WHAT YOU SHOULD DO: Scan the lines below; pull out those with "области".
□ □ □ □ □ □ □
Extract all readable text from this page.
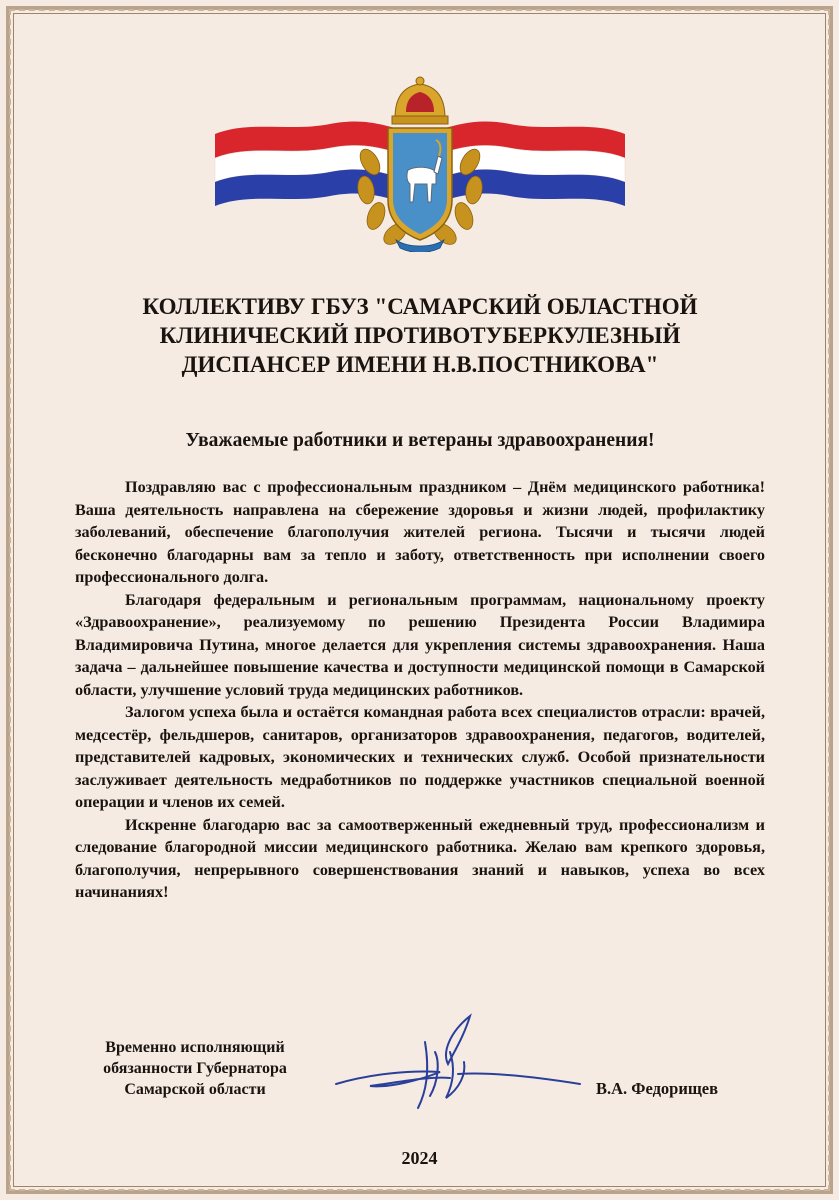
КОЛЛЕКТИВУ ГБУЗ "САМАРСКИЙ ОБЛАСТНОЙ
КЛИНИЧЕСКИЙ ПРОТИВОТУБЕРКУЛЕЗНЫЙ
ДИСПАНСЕР ИМЕНИ Н.В.ПОСТНИКОВА"
Уважаемые работники и ветераны здравоохранения!

Поздравляю вас с профессиональным праздником – Днём медицинского работника! Ваша деятельность направлена на сбережение здоровья и жизни людей, профилактику заболеваний, обеспечение благополучия жителей региона. Тысячи и тысячи людей бесконечно благодарны вам за тепло и заботу, ответственность при исполнении своего профессионального долга.

Благодаря федеральным и региональным программам, национальному проекту «Здравоохранение», реализуемому по решению Президента России Владимира Владимировича Путина, многое делается для укрепления системы здравоохранения. Наша задача – дальнейшее повышение качества и доступности медицинской помощи в Самарской области, улучшение условий труда медицинских работников.

Залогом успеха была и остаётся командная работа всех специалистов отрасли: врачей, медсестёр, фельдшеров, санитаров, организаторов здравоохранения, педагогов, водителей, представителей кадровых, экономических и технических служб. Особой признательности заслуживает деятельность медработников по поддержке участников специальной военной операции и членов их семей.

Искренне благодарю вас за самоотверженный ежедневный труд, профессионализм и следование благородной миссии медицинского работника. Желаю вам крепкого здоровья, благополучия, непрерывного совершенствования знаний и навыков, успеха во всех начинаниях!

Временно исполняющий
обязанности Губернатора
Самарской области	В.А. Федорищев
2024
□ □ □ □ □ □ □
SOLUTION TO THE PROBLEM:
Благодаря федеральным и региональным программам, национальному проекту «Здравоохранение», реализуемому по решению Президента России Владимира Владимировича Путина, многое делается для укрепления системы здравоохранения. Наша задача – дальнейшее повышение качества и доступности медицинской помощи в Самарской области, улучшение условий труда медицинских работников.
Самарской области	В.А. Федорищев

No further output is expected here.